=== STATED PROBLEM ===
Using the material below, copy every line where "xlabel" appears.

=== DATA IN THIS EXERCISE ===
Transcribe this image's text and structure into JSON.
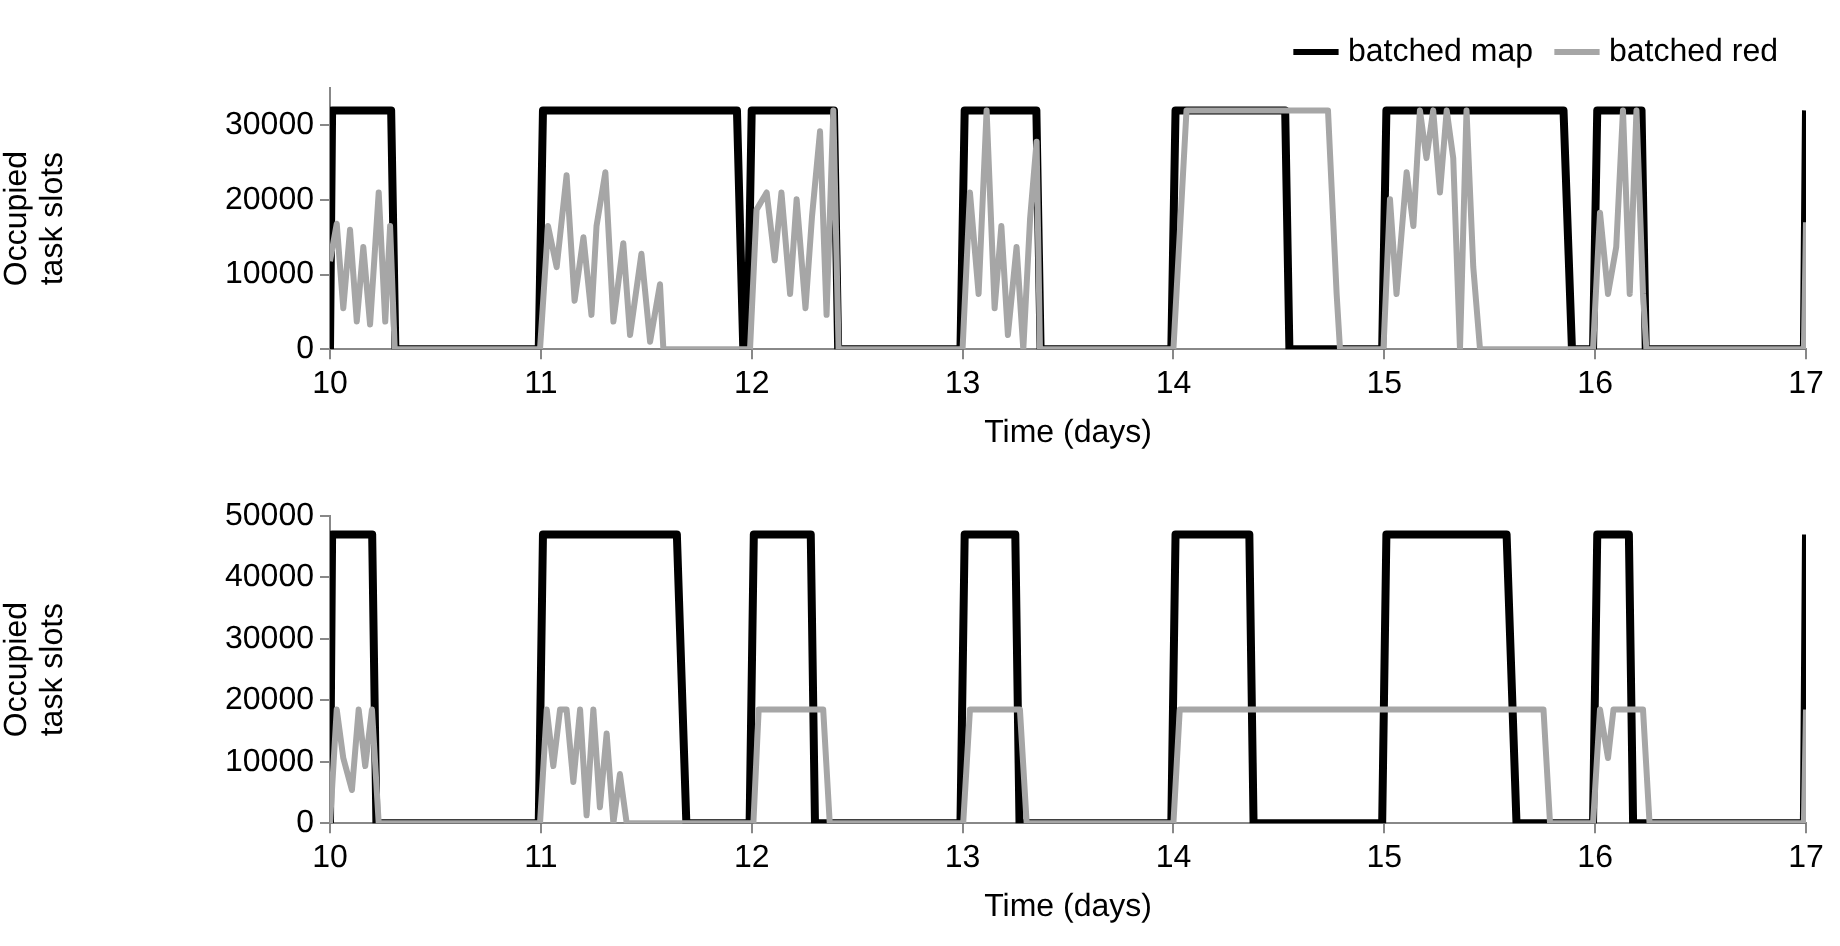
{
  "chart_data": [
    {
      "type": "line",
      "xlabel": "Time (days)",
      "ylabel": "Occupied task slots",
      "xlim": [
        10,
        17
      ],
      "xticks": [
        10,
        11,
        12,
        13,
        14,
        15,
        16,
        17
      ],
      "ylim": [
        0,
        35000
      ],
      "yticks": [
        0,
        10000,
        20000,
        30000
      ],
      "grid": false,
      "legend": "top right",
      "marker": "none",
      "series": [
        {
          "name": "batched map",
          "color": "#000000",
          "x": [
            10,
            10.01,
            10.29,
            10.31,
            10.99,
            11.01,
            11.93,
            11.96,
            11.98,
            12.0,
            12.39,
            12.41,
            12.99,
            13.01,
            13.35,
            13.37,
            13.99,
            14.01,
            14.53,
            14.55,
            14.99,
            15.01,
            15.85,
            15.89,
            15.99,
            16.01,
            16.22,
            16.24,
            16.99,
            17
          ],
          "values": [
            0,
            32000,
            32000,
            0,
            0,
            32000,
            32000,
            0,
            0,
            32000,
            32000,
            0,
            0,
            32000,
            32000,
            0,
            0,
            32000,
            32000,
            0,
            0,
            32000,
            32000,
            0,
            0,
            32000,
            32000,
            0,
            0,
            32000
          ]
        },
        {
          "name": "batched red",
          "color": "#a6a6a6",
          "x": [
            10.0,
            10.032,
            10.063,
            10.095,
            10.127,
            10.158,
            10.19,
            10.231,
            10.262,
            10.285,
            10.307,
            10.996,
            11.034,
            11.075,
            11.122,
            11.16,
            11.202,
            11.24,
            11.264,
            11.306,
            11.344,
            11.391,
            11.423,
            11.477,
            11.518,
            11.565,
            11.581,
            11.992,
            12.023,
            12.071,
            12.109,
            12.141,
            12.182,
            12.213,
            12.255,
            12.286,
            12.324,
            12.355,
            12.387,
            12.412,
            13.0,
            13.035,
            13.076,
            13.114,
            13.152,
            13.184,
            13.215,
            13.256,
            13.288,
            13.32,
            13.351,
            13.367,
            14.0,
            14.062,
            14.733,
            14.774,
            14.79,
            14.996,
            15.027,
            15.058,
            15.106,
            15.138,
            15.169,
            15.2,
            15.232,
            15.264,
            15.296,
            15.327,
            15.359,
            15.39,
            15.422,
            15.454,
            15.99,
            16.023,
            16.061,
            16.1,
            16.132,
            16.164,
            16.196,
            16.227,
            16.243,
            16.99,
            17.0
          ],
          "values": [
            11800,
            16800,
            5500,
            16000,
            3700,
            13700,
            3300,
            21000,
            3700,
            16500,
            0,
            0,
            16500,
            11000,
            23300,
            6500,
            15000,
            4600,
            16500,
            23700,
            3700,
            14200,
            1900,
            12800,
            1000,
            8700,
            0,
            0,
            18700,
            21000,
            11900,
            21000,
            7400,
            20100,
            5500,
            17800,
            29200,
            4600,
            32000,
            0,
            0,
            21000,
            7400,
            32000,
            5500,
            16500,
            1900,
            13700,
            0,
            17400,
            27800,
            0,
            0,
            32000,
            32000,
            7400,
            0,
            0,
            20100,
            7400,
            23700,
            16500,
            32000,
            25600,
            32000,
            21000,
            32000,
            25600,
            0,
            32000,
            11000,
            0,
            0,
            18300,
            7400,
            13700,
            32000,
            7400,
            32000,
            7400,
            0,
            0,
            17000
          ]
        }
      ]
    },
    {
      "type": "line",
      "xlabel": "Time (days)",
      "ylabel": "Occupied task slots",
      "xlim": [
        10,
        17
      ],
      "xticks": [
        10,
        11,
        12,
        13,
        14,
        15,
        16,
        17
      ],
      "ylim": [
        0,
        50000
      ],
      "yticks": [
        0,
        10000,
        20000,
        30000,
        40000,
        50000
      ],
      "grid": false,
      "marker": "none",
      "series": [
        {
          "color": "#000000",
          "x": [
            10,
            10.01,
            10.2,
            10.22,
            10.99,
            11.01,
            11.645,
            11.69,
            11.99,
            12.01,
            12.28,
            12.3,
            12.99,
            13.01,
            13.25,
            13.27,
            13.99,
            14.01,
            14.36,
            14.38,
            14.99,
            15.01,
            15.58,
            15.627,
            15.99,
            16.01,
            16.16,
            16.18,
            16.99,
            17
          ],
          "values": [
            0,
            47000,
            47000,
            0,
            0,
            47000,
            47000,
            0,
            0,
            47000,
            47000,
            0,
            0,
            47000,
            47000,
            0,
            0,
            47000,
            47000,
            0,
            0,
            47000,
            47000,
            0,
            0,
            47000,
            47000,
            0,
            0,
            47000
          ]
        },
        {
          "color": "#a6a6a6",
          "x": [
            10.0,
            10.032,
            10.063,
            10.104,
            10.136,
            10.167,
            10.199,
            10.231,
            10.996,
            11.028,
            11.059,
            11.091,
            11.122,
            11.154,
            11.186,
            11.217,
            11.249,
            11.28,
            11.312,
            11.344,
            11.375,
            11.407,
            12.008,
            12.033,
            12.339,
            12.37,
            13.003,
            13.035,
            13.272,
            13.304,
            14.0,
            14.03,
            15.755,
            15.786,
            15.99,
            16.023,
            16.061,
            16.087,
            16.227,
            16.258,
            16.99,
            17.0
          ],
          "values": [
            0,
            18500,
            10600,
            5400,
            18500,
            9300,
            18500,
            0,
            0,
            18500,
            9300,
            18500,
            18500,
            6700,
            18500,
            1300,
            18500,
            2600,
            14600,
            0,
            8000,
            0,
            0,
            18500,
            18500,
            0,
            0,
            18500,
            18500,
            0,
            0,
            18500,
            18500,
            0,
            0,
            18500,
            10600,
            18500,
            18500,
            0,
            0,
            18500
          ]
        }
      ]
    }
  ]
}
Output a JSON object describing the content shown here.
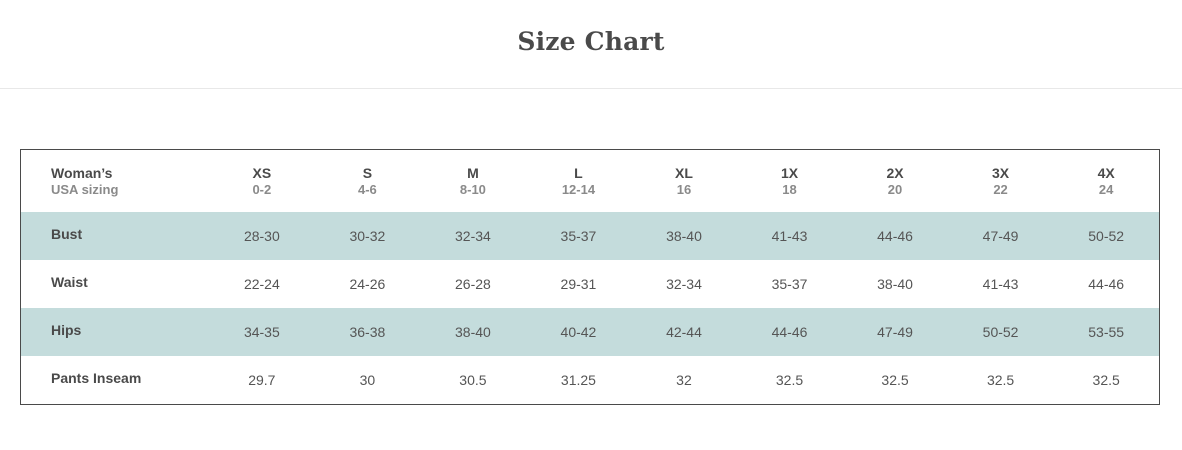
{
  "page": {
    "title": "Size Chart"
  },
  "table": {
    "header": {
      "label": "Woman’s",
      "sublabel": "USA sizing",
      "sizes": [
        {
          "name": "XS",
          "range": "0-2"
        },
        {
          "name": "S",
          "range": "4-6"
        },
        {
          "name": "M",
          "range": "8-10"
        },
        {
          "name": "L",
          "range": "12-14"
        },
        {
          "name": "XL",
          "range": "16"
        },
        {
          "name": "1X",
          "range": "18"
        },
        {
          "name": "2X",
          "range": "20"
        },
        {
          "name": "3X",
          "range": "22"
        },
        {
          "name": "4X",
          "range": "24"
        }
      ]
    },
    "rows": [
      {
        "label": "Bust",
        "values": [
          "28-30",
          "30-32",
          "32-34",
          "35-37",
          "38-40",
          "41-43",
          "44-46",
          "47-49",
          "50-52"
        ]
      },
      {
        "label": "Waist",
        "values": [
          "22-24",
          "24-26",
          "26-28",
          "29-31",
          "32-34",
          "35-37",
          "38-40",
          "41-43",
          "44-46"
        ]
      },
      {
        "label": "Hips",
        "values": [
          "34-35",
          "36-38",
          "38-40",
          "40-42",
          "42-44",
          "44-46",
          "47-49",
          "50-52",
          "53-55"
        ]
      },
      {
        "label": "Pants Inseam",
        "values": [
          "29.7",
          "30",
          "30.5",
          "31.25",
          "32",
          "32.5",
          "32.5",
          "32.5",
          "32.5"
        ]
      }
    ],
    "shaded_row_color": "#c4dcdc",
    "border_color": "#4a4a4a"
  }
}
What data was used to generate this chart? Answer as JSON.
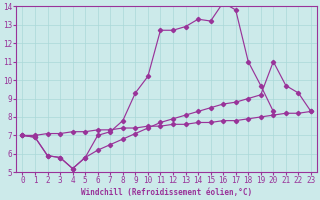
{
  "xlabel": "Windchill (Refroidissement éolien,°C)",
  "xlim": [
    -0.5,
    23.5
  ],
  "ylim": [
    5,
    14
  ],
  "xticks": [
    0,
    1,
    2,
    3,
    4,
    5,
    6,
    7,
    8,
    9,
    10,
    11,
    12,
    13,
    14,
    15,
    16,
    17,
    18,
    19,
    20,
    21,
    22,
    23
  ],
  "yticks": [
    5,
    6,
    7,
    8,
    9,
    10,
    11,
    12,
    13,
    14
  ],
  "bg_color": "#cceaea",
  "line_color": "#993399",
  "grid_color": "#aad8d8",
  "curve1_x": [
    0,
    1,
    2,
    3,
    4,
    5,
    6,
    7,
    8,
    9,
    10,
    11,
    12,
    13,
    14,
    15,
    16,
    17,
    18,
    19,
    20
  ],
  "curve1_y": [
    7.0,
    6.9,
    5.9,
    5.8,
    5.2,
    5.8,
    7.0,
    7.2,
    7.8,
    9.3,
    10.2,
    12.7,
    12.7,
    12.9,
    13.3,
    13.2,
    14.2,
    13.8,
    11.0,
    9.7,
    8.3
  ],
  "curve2_x": [
    0,
    1,
    2,
    3,
    4,
    5,
    6,
    7,
    8,
    9,
    10,
    11,
    12,
    13,
    14,
    15,
    16,
    17,
    18,
    19,
    20,
    21,
    22,
    23
  ],
  "curve2_y": [
    7.0,
    6.9,
    5.9,
    5.8,
    5.2,
    5.8,
    6.2,
    6.5,
    6.8,
    7.1,
    7.4,
    7.7,
    7.9,
    8.1,
    8.3,
    8.5,
    8.7,
    8.8,
    9.0,
    9.2,
    11.0,
    9.7,
    9.3,
    8.3
  ],
  "curve3_x": [
    0,
    1,
    2,
    3,
    4,
    5,
    6,
    7,
    8,
    9,
    10,
    11,
    12,
    13,
    14,
    15,
    16,
    17,
    18,
    19,
    20,
    21,
    22,
    23
  ],
  "curve3_y": [
    7.0,
    7.0,
    7.1,
    7.1,
    7.2,
    7.2,
    7.3,
    7.3,
    7.4,
    7.4,
    7.5,
    7.5,
    7.6,
    7.6,
    7.7,
    7.7,
    7.8,
    7.8,
    7.9,
    8.0,
    8.1,
    8.2,
    8.2,
    8.3
  ]
}
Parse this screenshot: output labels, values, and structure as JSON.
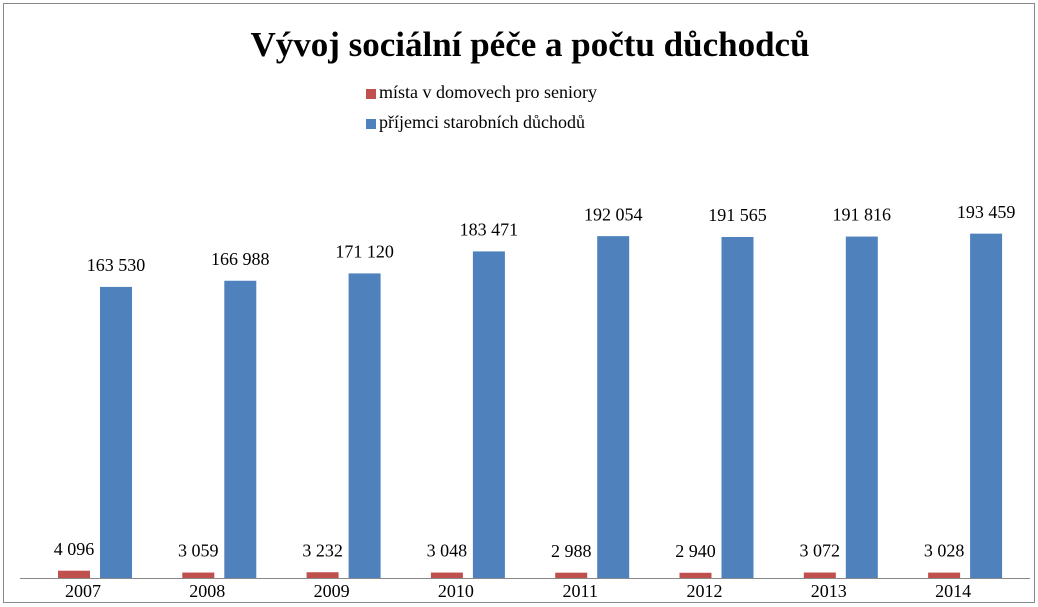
{
  "chart_data": {
    "type": "bar",
    "title": "Vývoj sociální péče a počtu důchodců",
    "categories": [
      "2007",
      "2008",
      "2009",
      "2010",
      "2011",
      "2012",
      "2013",
      "2014"
    ],
    "series": [
      {
        "name": "místa v domovech pro seniory",
        "color": "#c0504d",
        "values": [
          4096,
          3059,
          3232,
          3048,
          2988,
          2940,
          3072,
          3028
        ],
        "value_labels": [
          "4 096",
          "3 059",
          "3 232",
          "3 048",
          "2 988",
          "2 940",
          "3 072",
          "3 028"
        ]
      },
      {
        "name": "příjemci starobních důchodů",
        "color": "#4f81bd",
        "values": [
          163530,
          166988,
          171120,
          183471,
          192054,
          191565,
          191816,
          193459
        ],
        "value_labels": [
          "163 530",
          "166 988",
          "171 120",
          "183 471",
          "192 054",
          "191 565",
          "191 816",
          "193 459"
        ]
      }
    ],
    "ylim": [
      0,
      250000
    ],
    "legend": "top"
  }
}
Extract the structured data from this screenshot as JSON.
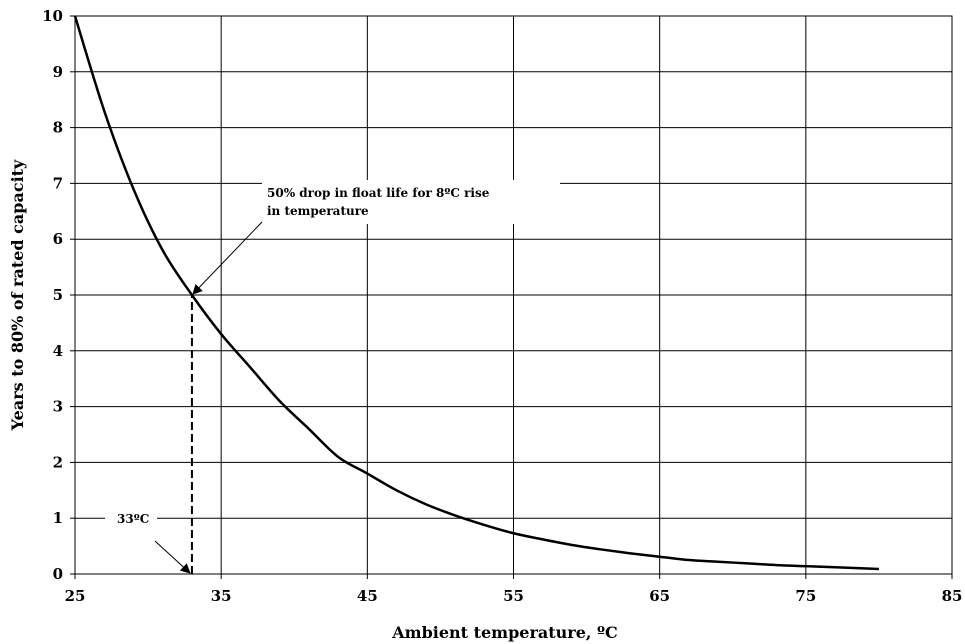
{
  "chart_data": {
    "type": "line",
    "title": "",
    "xlabel": "Ambient temperature, ºC",
    "ylabel": "Years to 80% of rated capacity",
    "xlim": [
      25,
      85
    ],
    "ylim": [
      0,
      10
    ],
    "x_ticks": [
      "25",
      "35",
      "45",
      "55",
      "65",
      "75",
      "85"
    ],
    "y_ticks": [
      "0",
      "1",
      "2",
      "3",
      "4",
      "5",
      "6",
      "7",
      "8",
      "9",
      "10"
    ],
    "grid": true,
    "legend": "none",
    "series": [
      {
        "name": "",
        "x": [
          25,
          27,
          29,
          31,
          33,
          35,
          37,
          39,
          41,
          43,
          45,
          47,
          49,
          51,
          53,
          55,
          57,
          59,
          61,
          63,
          65,
          67,
          69,
          71,
          73,
          75,
          77,
          80
        ],
        "y": [
          10.0,
          8.3,
          6.9,
          5.8,
          5.0,
          4.3,
          3.7,
          3.1,
          2.6,
          2.1,
          1.8,
          1.5,
          1.25,
          1.05,
          0.88,
          0.73,
          0.62,
          0.52,
          0.44,
          0.37,
          0.31,
          0.25,
          0.22,
          0.19,
          0.16,
          0.14,
          0.12,
          0.09
        ]
      }
    ],
    "annotations": [
      {
        "text": "50% drop in float life for 8ºC rise in temperature",
        "x": 33,
        "y": 5
      },
      {
        "text": "33ºC",
        "x": 33,
        "y": 0
      }
    ],
    "reference_line": {
      "x": 33,
      "y_from": 0,
      "y_to": 5,
      "style": "dashed"
    }
  }
}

=== EXERCISE SOLUTION ===
      "xlabel": "Time (days)",
      "xlabel": "Time (days)",
  "xlabel": "Windchill (Refroidissement éolien,°C)",
    "xlabel": "Ambient temperature, ºC",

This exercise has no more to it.